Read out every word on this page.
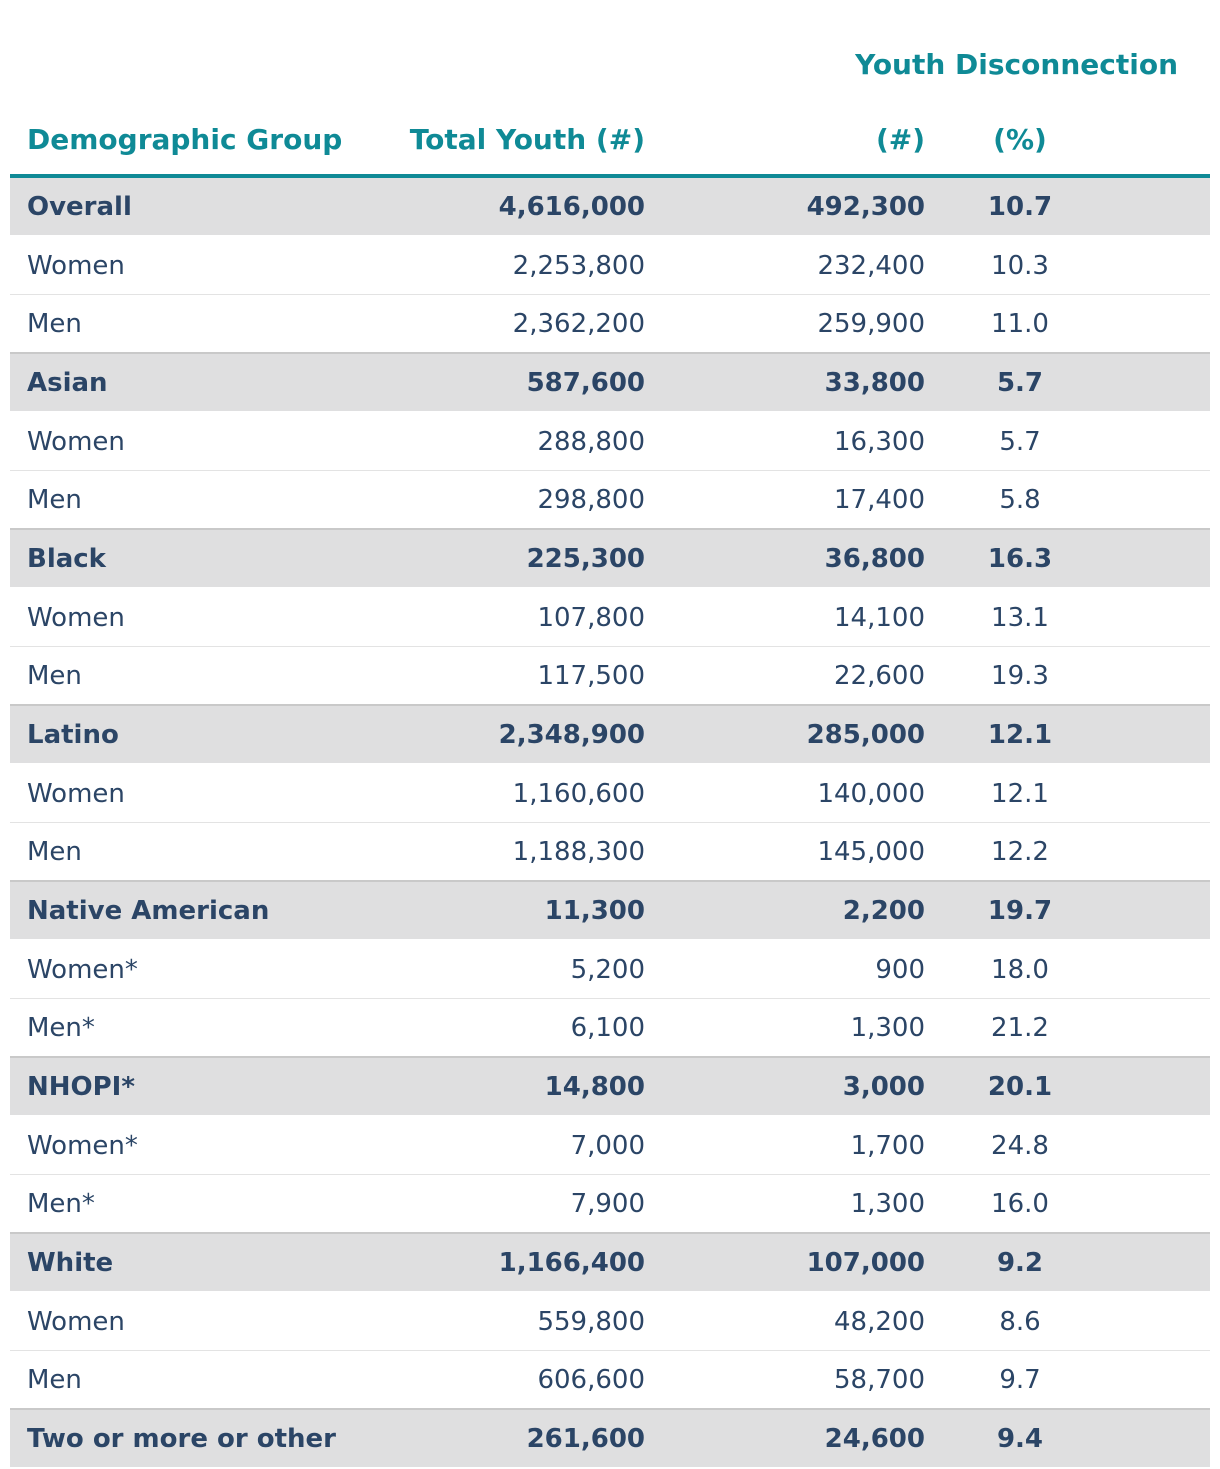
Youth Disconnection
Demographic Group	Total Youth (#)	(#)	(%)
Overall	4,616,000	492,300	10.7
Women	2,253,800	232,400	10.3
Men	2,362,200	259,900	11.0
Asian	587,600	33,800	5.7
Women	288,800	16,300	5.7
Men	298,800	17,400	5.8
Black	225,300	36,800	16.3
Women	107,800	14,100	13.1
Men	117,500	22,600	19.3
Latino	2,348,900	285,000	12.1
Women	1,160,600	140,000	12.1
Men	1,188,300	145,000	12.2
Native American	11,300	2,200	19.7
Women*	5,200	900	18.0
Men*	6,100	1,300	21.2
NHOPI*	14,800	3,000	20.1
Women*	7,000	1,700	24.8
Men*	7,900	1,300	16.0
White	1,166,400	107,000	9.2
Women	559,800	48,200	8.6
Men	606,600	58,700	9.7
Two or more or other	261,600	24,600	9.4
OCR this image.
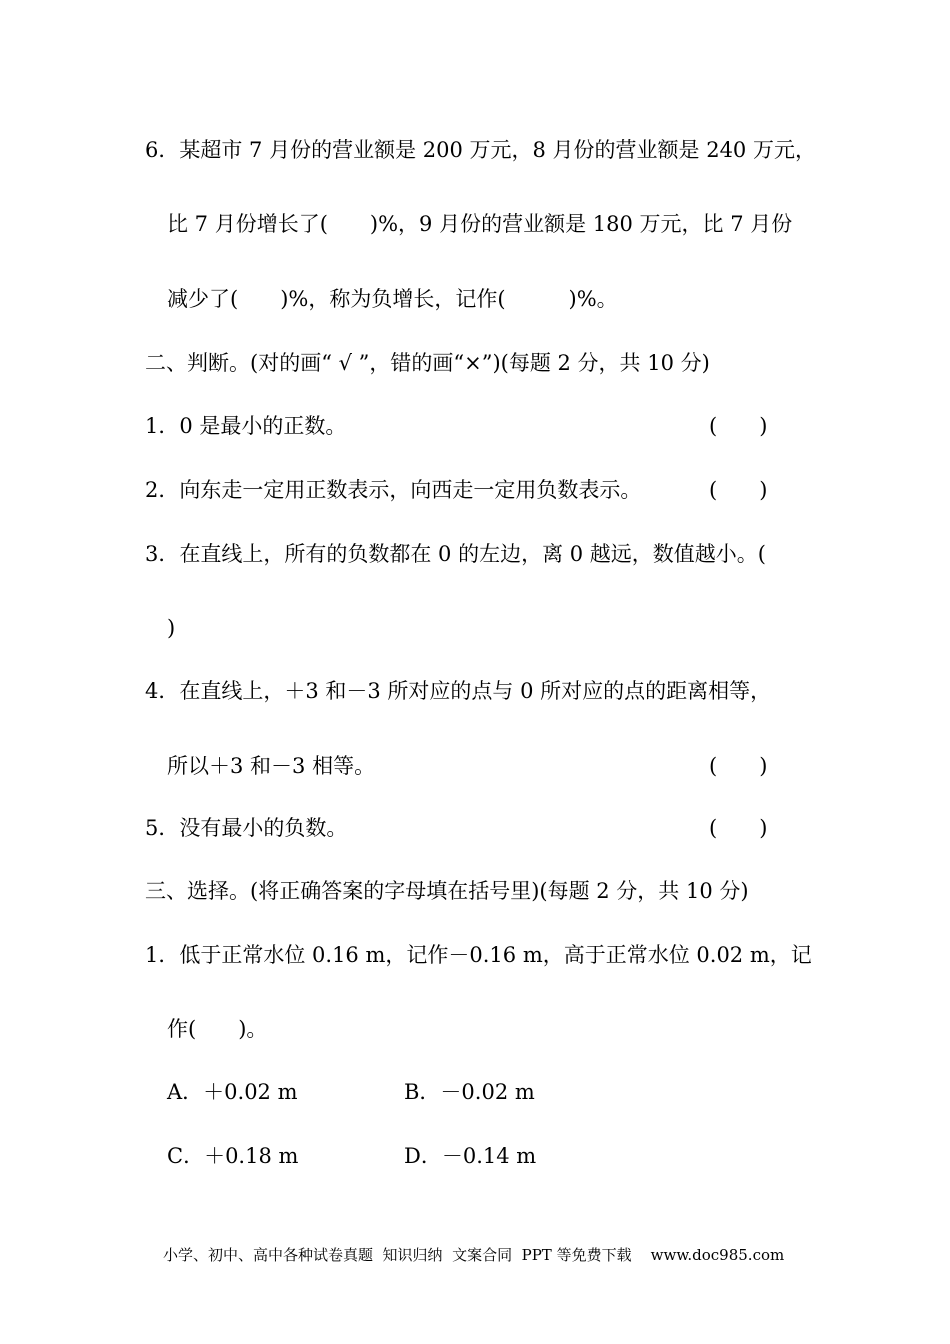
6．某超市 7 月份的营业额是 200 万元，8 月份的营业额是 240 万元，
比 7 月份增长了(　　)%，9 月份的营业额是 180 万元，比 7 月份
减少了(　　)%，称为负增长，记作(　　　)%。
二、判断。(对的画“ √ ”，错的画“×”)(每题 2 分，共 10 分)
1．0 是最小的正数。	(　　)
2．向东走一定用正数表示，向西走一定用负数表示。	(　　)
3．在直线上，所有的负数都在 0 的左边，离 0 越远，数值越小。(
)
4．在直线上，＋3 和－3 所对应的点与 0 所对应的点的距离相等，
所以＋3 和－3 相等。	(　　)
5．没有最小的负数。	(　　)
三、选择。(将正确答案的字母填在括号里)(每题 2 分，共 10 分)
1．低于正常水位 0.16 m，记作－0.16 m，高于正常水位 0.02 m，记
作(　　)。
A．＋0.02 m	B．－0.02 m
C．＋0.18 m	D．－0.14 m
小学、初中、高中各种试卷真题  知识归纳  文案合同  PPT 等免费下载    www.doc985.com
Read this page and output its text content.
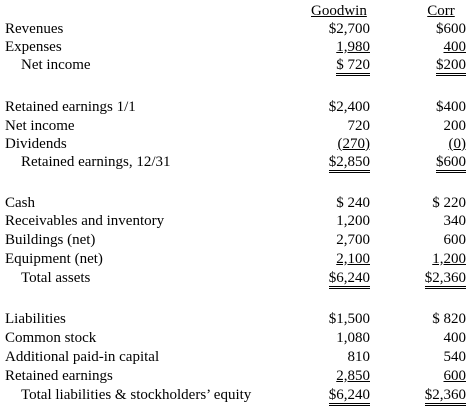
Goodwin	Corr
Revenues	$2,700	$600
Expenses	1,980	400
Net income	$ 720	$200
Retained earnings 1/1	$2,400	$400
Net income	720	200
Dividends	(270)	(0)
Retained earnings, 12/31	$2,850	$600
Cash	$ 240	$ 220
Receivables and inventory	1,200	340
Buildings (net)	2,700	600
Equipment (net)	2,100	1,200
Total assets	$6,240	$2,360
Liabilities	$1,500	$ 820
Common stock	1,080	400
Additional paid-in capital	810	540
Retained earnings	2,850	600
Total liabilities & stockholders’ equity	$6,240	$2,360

● ● ● ●

◆ **The problem**:
Leaving the pictures out, set down exactly the lines from the one with "Read this page and output its text content." through the end of the records.

◆ **In response**:
Read this page and output its text content.
Goodwin	Corr
Revenues	$2,700	$600
Expenses	1,980	400
Net income	$ 720	$200
Retained earnings 1/1	$2,400	$400
Net income	720	200
Dividends	(270)	(0)
Retained earnings, 12/31	$2,850	$600
Cash	$ 240	$ 220
Receivables and inventory	1,200	340
Buildings (net)	2,700	600
Equipment (net)	2,100	1,200
Total assets	$6,240	$2,360
Liabilities	$1,500	$ 820
Common stock	1,080	400
Additional paid-in capital	810	540
Retained earnings	2,850	600
Total liabilities & stockholders’ equity	$6,240	$2,360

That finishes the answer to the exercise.